Exercise instructions —
• A. In the text on Hayden's acting, what role does Hayden play in “Crime Wave” (1954)?
• B. For each statement, say yes or no according to the text on Hayden's acting, and quote the words that decide it: (i) In “Suddenly,” Hayden plays a police chief held captive by a hit man played by Frank Sinatra. (ii) During World War II, Hayden ran guns to Tito's Partisans for the Office of Strategic Services. (iii) Hayden appears with Bette Davis in “Johnny Guitar.”

Hayden’s acting arsenal, such as it was, consisted of blunt instruments. They could be no less effective for that bluntness. He grunted with more eloquence than most actors bring to Shakespeare, and he showed how much more can be done with less. In “Suddenly” (1955), he plays a smalltown police chief being held captive by Frank Sinatra’s hit man. As performers, it’s Hayden holding Sinatra hostage. His underplaying makes Sinatra’s twitches and mannered line readings almost unbearable.
Even in his early, Viking-god beefcake phase, the camera never worshipped Hayden. His eyes are too small. His pursey mouth and stuck-out lower lip give him Donald Trump’s scowl. What the camera did do was respect him. It was more than just how imposing he was physically. As sheer screen presence, Hayden was indelible. He had a unique forcefulness. He’s a homicide detective in “Crime Wave” (1954). Trying to quit smoking, he spends the movie chewing on a tooth pick. It must have been one tough tooth pick. “Murder is my business,” he says, “and midnight is my beat.” The pulp over-ripeness of that sentence would sound silly from someone else. Growled by Hayden, it’s like a line in the sand — a line you definitely don’t want to cross.
Hayden was the rare action star who when he threw a punch you never doubted the weight behind it. Experience, even more than muscle, informed his presence. This was a man who’d sailed windjammers to Tahiti, survived nor’easters on the Grand Banks, and served in the Office of Strategic Services (forerunner of the CIA) running guns to Tito’s Partisans during World War II.
Strength can take many forms. Did any other actor, let alone any younger actor, partner on screen with all three empresses of Studio Age melodrama: Bette Davis (“The Star,” 1952), Joan Crawford (“Johnny Guitar”), and Barbara Stanwyck (“Crime of Passion,” 1955)? What’s more, Hayden lived to tell the tale. He and Stanwyck in particular are a fine match, strength matched with strength.
Hayden conveyed a rare sense of wary, thwarted intelligence. Even when his characters are crazy, like General Ripper, they aren’t stupid. They’re smart enough to know that higher forces are in control. Maybe that’s what kept Hayden from full-fledged stardom. A true star utterly believes in his or her own power. Stars are like royalty that way, absolute monarchs. Hayden, a natural anarchist, knew better. “Johnny, you’ve got to run!” Coleen Gray says to him at the end of “The Killing.” “Nah,” he murmurs, “what’s the difference.” It’s a statement, not a question.
Listen closely to Hayden’s strapping baritone and you can hear more than a hint of sneer. What makes the sneer so affecting is that it’s at least partly self-directed. Robert Mitchum made a career, and inspired a mystique, through not caring. Hayden did him one better. He didn’t even care about not caring. He . . . just . . . didn’t . . . care — period. “I couldn’t take it seriously because it seemed so ridiculous,” he said of Hollywood in a 1984 French television interview.

Records provided —
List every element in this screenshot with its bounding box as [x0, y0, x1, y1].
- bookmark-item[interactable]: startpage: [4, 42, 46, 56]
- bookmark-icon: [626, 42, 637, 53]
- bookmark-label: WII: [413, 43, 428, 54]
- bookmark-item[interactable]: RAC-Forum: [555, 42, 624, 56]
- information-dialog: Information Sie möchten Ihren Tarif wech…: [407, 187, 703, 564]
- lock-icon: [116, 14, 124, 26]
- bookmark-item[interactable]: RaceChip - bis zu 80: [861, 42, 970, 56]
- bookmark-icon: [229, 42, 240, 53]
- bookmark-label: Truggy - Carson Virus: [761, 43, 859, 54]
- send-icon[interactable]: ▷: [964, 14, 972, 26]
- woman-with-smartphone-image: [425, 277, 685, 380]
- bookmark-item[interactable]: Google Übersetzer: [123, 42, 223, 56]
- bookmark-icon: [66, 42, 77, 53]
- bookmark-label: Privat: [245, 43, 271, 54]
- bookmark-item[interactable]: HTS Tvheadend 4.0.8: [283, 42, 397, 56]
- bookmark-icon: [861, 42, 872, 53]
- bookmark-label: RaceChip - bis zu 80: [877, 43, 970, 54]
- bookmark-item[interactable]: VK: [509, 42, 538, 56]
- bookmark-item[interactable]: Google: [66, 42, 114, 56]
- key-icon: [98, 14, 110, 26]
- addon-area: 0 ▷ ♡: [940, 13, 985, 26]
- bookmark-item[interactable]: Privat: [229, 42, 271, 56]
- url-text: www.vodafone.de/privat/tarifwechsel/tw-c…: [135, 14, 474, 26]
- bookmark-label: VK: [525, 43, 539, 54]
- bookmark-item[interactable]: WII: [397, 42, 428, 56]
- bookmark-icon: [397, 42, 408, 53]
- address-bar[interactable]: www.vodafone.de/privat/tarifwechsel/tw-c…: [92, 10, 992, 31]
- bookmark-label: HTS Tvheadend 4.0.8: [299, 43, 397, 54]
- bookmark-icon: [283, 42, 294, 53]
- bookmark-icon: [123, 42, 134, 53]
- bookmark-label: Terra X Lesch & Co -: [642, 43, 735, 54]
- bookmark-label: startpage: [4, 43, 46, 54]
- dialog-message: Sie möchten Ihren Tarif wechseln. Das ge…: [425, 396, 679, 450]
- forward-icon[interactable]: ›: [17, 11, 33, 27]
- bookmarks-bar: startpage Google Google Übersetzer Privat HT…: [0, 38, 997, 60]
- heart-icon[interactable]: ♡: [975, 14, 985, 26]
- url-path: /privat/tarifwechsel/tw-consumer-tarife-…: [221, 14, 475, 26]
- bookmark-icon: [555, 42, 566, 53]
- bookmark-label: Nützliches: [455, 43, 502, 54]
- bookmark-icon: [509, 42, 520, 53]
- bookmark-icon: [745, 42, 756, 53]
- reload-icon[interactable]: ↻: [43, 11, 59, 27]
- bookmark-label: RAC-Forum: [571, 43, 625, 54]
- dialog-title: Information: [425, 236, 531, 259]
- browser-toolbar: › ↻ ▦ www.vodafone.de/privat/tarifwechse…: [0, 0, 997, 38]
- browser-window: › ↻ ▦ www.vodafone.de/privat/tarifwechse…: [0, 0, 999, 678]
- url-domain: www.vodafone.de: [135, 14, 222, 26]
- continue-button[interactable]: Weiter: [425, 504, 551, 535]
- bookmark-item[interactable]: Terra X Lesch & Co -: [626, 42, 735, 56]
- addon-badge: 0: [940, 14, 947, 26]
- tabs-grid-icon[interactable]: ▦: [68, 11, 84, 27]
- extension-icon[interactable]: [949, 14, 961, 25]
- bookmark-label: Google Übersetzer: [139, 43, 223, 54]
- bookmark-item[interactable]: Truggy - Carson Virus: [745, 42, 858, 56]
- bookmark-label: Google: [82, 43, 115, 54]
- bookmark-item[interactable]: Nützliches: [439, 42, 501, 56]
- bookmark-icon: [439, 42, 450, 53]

Activity answers —
• A. A homicide detective.

• B.
(i) Yes: "he plays a smalltown police chief being held captive by Frank Sinatra’s hit man"
(ii) Yes: "served in the Office of Strategic Services (forerunner of the CIA) running guns to Tito’s Partisans during World War II"
(iii) No: "Bette Davis (“The Star,” 1952), Joan Crawford (“Johnny Guitar”)"